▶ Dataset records

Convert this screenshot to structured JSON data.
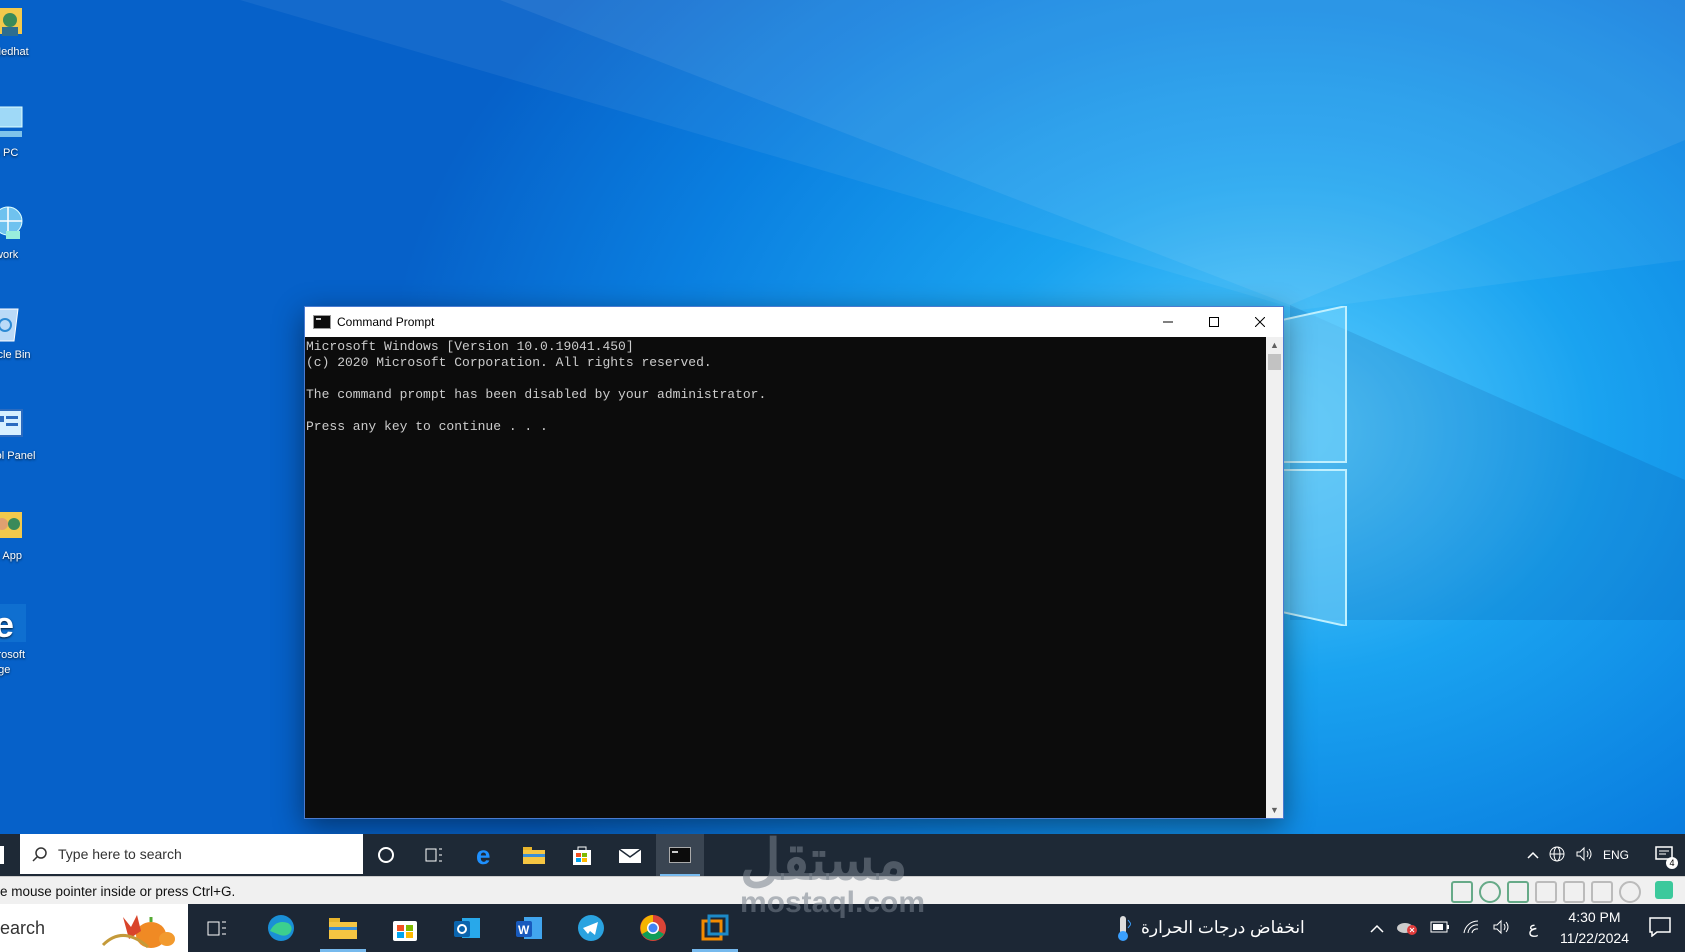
{
  "desktop": {
    "icons": [
      {
        "label": "Medhat",
        "icon": "user-folder-icon"
      },
      {
        "label": "is PC",
        "icon": "this-pc-icon"
      },
      {
        "label": "twork",
        "icon": "network-icon"
      },
      {
        "label": "ycle Bin",
        "icon": "recycle-bin-icon"
      },
      {
        "label": "rol Panel",
        "icon": "control-panel-icon"
      },
      {
        "label": "R App",
        "icon": "users-app-icon"
      },
      {
        "label": "crosoft\ndge",
        "icon": "edge-icon"
      }
    ]
  },
  "cmd_window": {
    "title": "Command Prompt",
    "lines": [
      "Microsoft Windows [Version 10.0.19041.450]",
      "(c) 2020 Microsoft Corporation. All rights reserved.",
      "",
      "The command prompt has been disabled by your administrator.",
      "",
      "Press any key to continue . . ."
    ]
  },
  "inner_taskbar": {
    "search_placeholder": "Type here to search",
    "icons": [
      "cortana-icon",
      "task-view-icon",
      "edge-icon",
      "file-explorer-icon",
      "store-icon",
      "mail-icon",
      "cmd-icon"
    ],
    "tray_lang": "ENG",
    "notification_count": "4"
  },
  "vm_status": {
    "message": "e mouse pointer inside or press Ctrl+G."
  },
  "outer_taskbar": {
    "search_text": "earch",
    "weather_text": "انخفاض درجات الحرارة",
    "ime_char": "ع",
    "time": "4:30 PM",
    "date": "11/22/2024"
  },
  "watermark": {
    "arabic": "مستقل",
    "latin": "mostaql.com"
  },
  "colors": {
    "desktop_blue": "#0a7fe0",
    "taskbar": "#1e2936",
    "console_bg": "#0c0c0c",
    "console_text": "#cccccc"
  }
}
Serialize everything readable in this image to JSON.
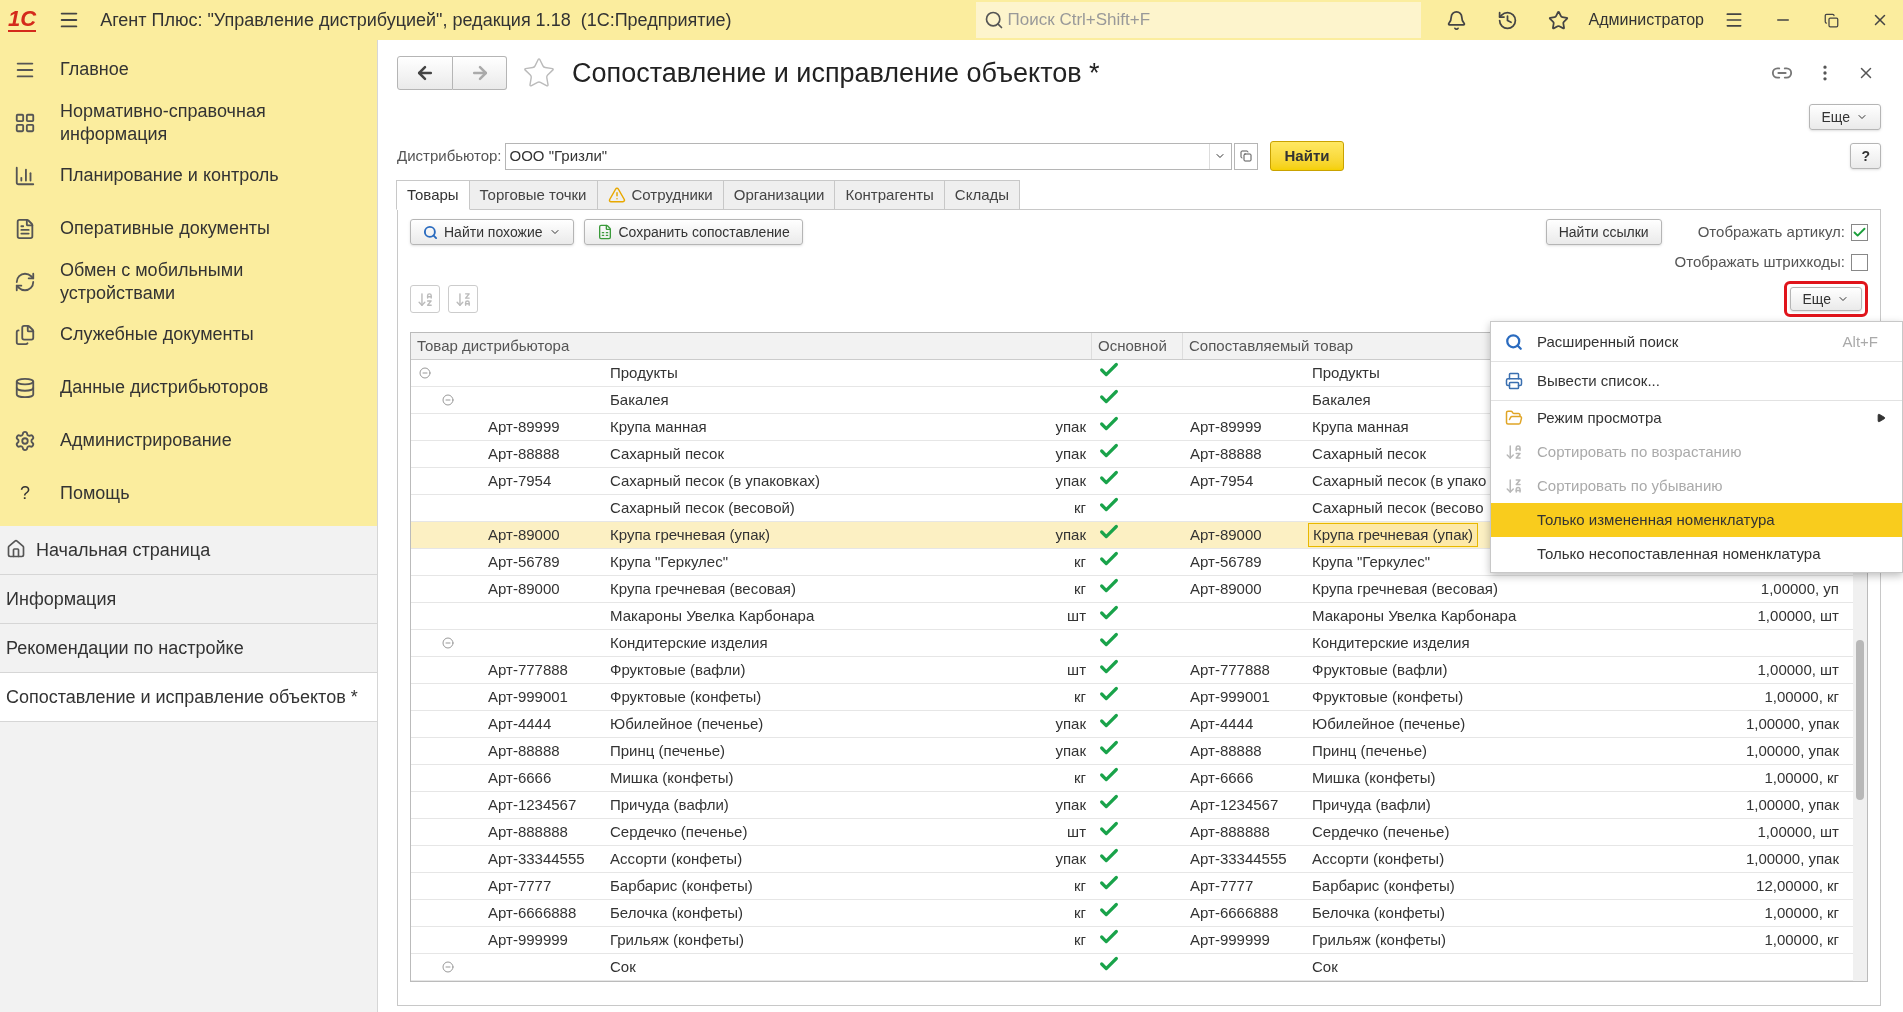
{
  "app_bar": {
    "logo": "1С",
    "title": "Агент Плюс: \"Управление дистрибуцией\", редакция 1.18  (1С:Предприятие)",
    "search_placeholder": "Поиск Ctrl+Shift+F",
    "user": "Администратор"
  },
  "sidebar": {
    "sections": [
      {
        "label": "Главное"
      },
      {
        "label": "Нормативно-справочная информация"
      },
      {
        "label": "Планирование и контроль"
      },
      {
        "label": "Оперативные документы"
      },
      {
        "label": "Обмен с мобильными устройствами"
      },
      {
        "label": "Служебные документы"
      },
      {
        "label": "Данные дистрибьюторов"
      },
      {
        "label": "Администрирование"
      },
      {
        "label": "Помощь",
        "glyph": "?"
      }
    ],
    "open_windows": [
      {
        "label": "Начальная страница",
        "kind": "home",
        "selected": false
      },
      {
        "label": "Информация",
        "kind": "page",
        "selected": false
      },
      {
        "label": "Рекомендации по настройке",
        "kind": "page",
        "selected": false
      },
      {
        "label": "Сопоставление и исправление объектов *",
        "kind": "page",
        "selected": true
      }
    ]
  },
  "form": {
    "title": "Сопоставление и исправление объектов *",
    "more_button": "Еще",
    "help_button": "?",
    "distributor_label": "Дистрибьютор:",
    "distributor_value": "ООО \"Гризли\"",
    "find_button": "Найти",
    "tabs": [
      {
        "label": "Товары",
        "selected": true,
        "warning": false
      },
      {
        "label": "Торговые точки",
        "selected": false,
        "warning": false
      },
      {
        "label": "Сотрудники",
        "selected": false,
        "warning": true
      },
      {
        "label": "Организации",
        "selected": false,
        "warning": false
      },
      {
        "label": "Контрагенты",
        "selected": false,
        "warning": false
      },
      {
        "label": "Склады",
        "selected": false,
        "warning": false
      }
    ],
    "find_similar": "Найти похожие",
    "save_match": "Сохранить сопоставление",
    "find_links": "Найти ссылки",
    "show_article": {
      "label": "Отображать артикул:",
      "checked": true
    },
    "show_barcodes": {
      "label": "Отображать штрихкоды:",
      "checked": false
    },
    "table_more": {
      "label": "Еще",
      "highlighted": true
    }
  },
  "table": {
    "columns": [
      "Товар дистрибьютора",
      "Основной",
      "Сопоставляемый товар"
    ],
    "rows": [
      {
        "name": "Продукты",
        "expanded": true,
        "main": true,
        "match_name": "Продукты",
        "selected": false,
        "children": [
          {
            "name": "Бакалея",
            "expanded": true,
            "main": true,
            "match_name": "Бакалея",
            "selected": false,
            "children": [
              {
                "article": "Арт-89999",
                "name": "Крупа манная",
                "unit": "упак",
                "main": true,
                "match_article": "Арт-89999",
                "match_name": "Крупа манная",
                "selected": false
              },
              {
                "article": "Арт-88888",
                "name": "Сахарный песок",
                "unit": "упак",
                "main": true,
                "match_article": "Арт-88888",
                "match_name": "Сахарный песок",
                "selected": false
              },
              {
                "article": "Арт-7954",
                "name": "Сахарный песок (в упаковках)",
                "unit": "упак",
                "main": true,
                "match_article": "Арт-7954",
                "match_name": "Сахарный песок (в упако",
                "selected": false
              },
              {
                "name": "Сахарный песок (весовой)",
                "unit": "кг",
                "main": true,
                "match_name": "Сахарный песок (весово",
                "selected": false
              },
              {
                "article": "Арт-89000",
                "name": "Крупа гречневая (упак)",
                "unit": "упак",
                "main": true,
                "match_article": "Арт-89000",
                "match_name": "Крупа гречневая (упак)",
                "selected": true
              },
              {
                "article": "Арт-56789",
                "name": "Крупа \"Геркулес\"",
                "unit": "кг",
                "main": true,
                "match_article": "Арт-56789",
                "match_name": "Крупа \"Геркулес\"",
                "selected": false
              },
              {
                "article": "Арт-89000",
                "name": "Крупа гречневая (весовая)",
                "unit": "кг",
                "main": true,
                "match_article": "Арт-89000",
                "match_name": "Крупа гречневая (весовая)",
                "match_qty": "1,00000, уп",
                "selected": false
              },
              {
                "name": "Макароны Увелка Карбонара",
                "unit": "шт",
                "main": true,
                "match_name": "Макароны Увелка Карбонара",
                "match_qty": "1,00000, шт",
                "selected": false
              }
            ]
          },
          {
            "name": "Кондитерские изделия",
            "expanded": true,
            "main": true,
            "match_name": "Кондитерские изделия",
            "selected": false,
            "children": [
              {
                "article": "Арт-777888",
                "name": "Фруктовые (вафли)",
                "unit": "шт",
                "main": true,
                "match_article": "Арт-777888",
                "match_name": "Фруктовые (вафли)",
                "match_qty": "1,00000, шт",
                "selected": false
              },
              {
                "article": "Арт-999001",
                "name": "Фруктовые (конфеты)",
                "unit": "кг",
                "main": true,
                "match_article": "Арт-999001",
                "match_name": "Фруктовые (конфеты)",
                "match_qty": "1,00000, кг",
                "selected": false
              },
              {
                "article": "Арт-4444",
                "name": "Юбилейное (печенье)",
                "unit": "упак",
                "main": true,
                "match_article": "Арт-4444",
                "match_name": "Юбилейное (печенье)",
                "match_qty": "1,00000, упак",
                "selected": false
              },
              {
                "article": "Арт-88888",
                "name": "Принц (печенье)",
                "unit": "упак",
                "main": true,
                "match_article": "Арт-88888",
                "match_name": "Принц (печенье)",
                "match_qty": "1,00000, упак",
                "selected": false
              },
              {
                "article": "Арт-6666",
                "name": "Мишка (конфеты)",
                "unit": "кг",
                "main": true,
                "match_article": "Арт-6666",
                "match_name": "Мишка (конфеты)",
                "match_qty": "1,00000, кг",
                "selected": false
              },
              {
                "article": "Арт-1234567",
                "name": "Причуда (вафли)",
                "unit": "упак",
                "main": true,
                "match_article": "Арт-1234567",
                "match_name": "Причуда (вафли)",
                "match_qty": "1,00000, упак",
                "selected": false
              },
              {
                "article": "Арт-888888",
                "name": "Сердечко (печенье)",
                "unit": "шт",
                "main": true,
                "match_article": "Арт-888888",
                "match_name": "Сердечко (печенье)",
                "match_qty": "1,00000, шт",
                "selected": false
              },
              {
                "article": "Арт-33344555",
                "name": "Ассорти (конфеты)",
                "unit": "упак",
                "main": true,
                "match_article": "Арт-33344555",
                "match_name": "Ассорти (конфеты)",
                "match_qty": "1,00000, упак",
                "selected": false
              },
              {
                "article": "Арт-7777",
                "name": "Барбарис (конфеты)",
                "unit": "кг",
                "main": true,
                "match_article": "Арт-7777",
                "match_name": "Барбарис (конфеты)",
                "match_qty": "12,00000, кг",
                "selected": false
              },
              {
                "article": "Арт-6666888",
                "name": "Белочка (конфеты)",
                "unit": "кг",
                "main": true,
                "match_article": "Арт-6666888",
                "match_name": "Белочка (конфеты)",
                "match_qty": "1,00000, кг",
                "selected": false
              },
              {
                "article": "Арт-999999",
                "name": "Грильяж (конфеты)",
                "unit": "кг",
                "main": true,
                "match_article": "Арт-999999",
                "match_name": "Грильяж (конфеты)",
                "match_qty": "1,00000, кг",
                "selected": false
              }
            ]
          },
          {
            "name": "Сок",
            "expanded": true,
            "main": true,
            "match_name": "Сок",
            "selected": false
          }
        ]
      }
    ]
  },
  "menu": {
    "items": [
      {
        "label": "Расширенный поиск",
        "shortcut": "Alt+F",
        "kind": "search",
        "disabled": false,
        "selected": false
      },
      {
        "label": "Вывести список...",
        "kind": "print",
        "disabled": false,
        "selected": false
      },
      {
        "label": "Режим просмотра",
        "kind": "submenu",
        "disabled": false,
        "selected": false
      },
      {
        "label": "Сортировать по возрастанию",
        "kind": "sort_asc",
        "disabled": true,
        "selected": false
      },
      {
        "label": "Сортировать по убыванию",
        "kind": "sort_desc",
        "disabled": true,
        "selected": false
      },
      {
        "label": "Только измененная номенклатура",
        "kind": "plain",
        "disabled": false,
        "selected": true
      },
      {
        "label": "Только несопоставленная номенклатура",
        "kind": "plain",
        "disabled": false,
        "selected": false
      }
    ]
  }
}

▶ What the exercise asks
Count the lines of the material that include the word "Отображать", then state only the total.

▶ Result for this task
2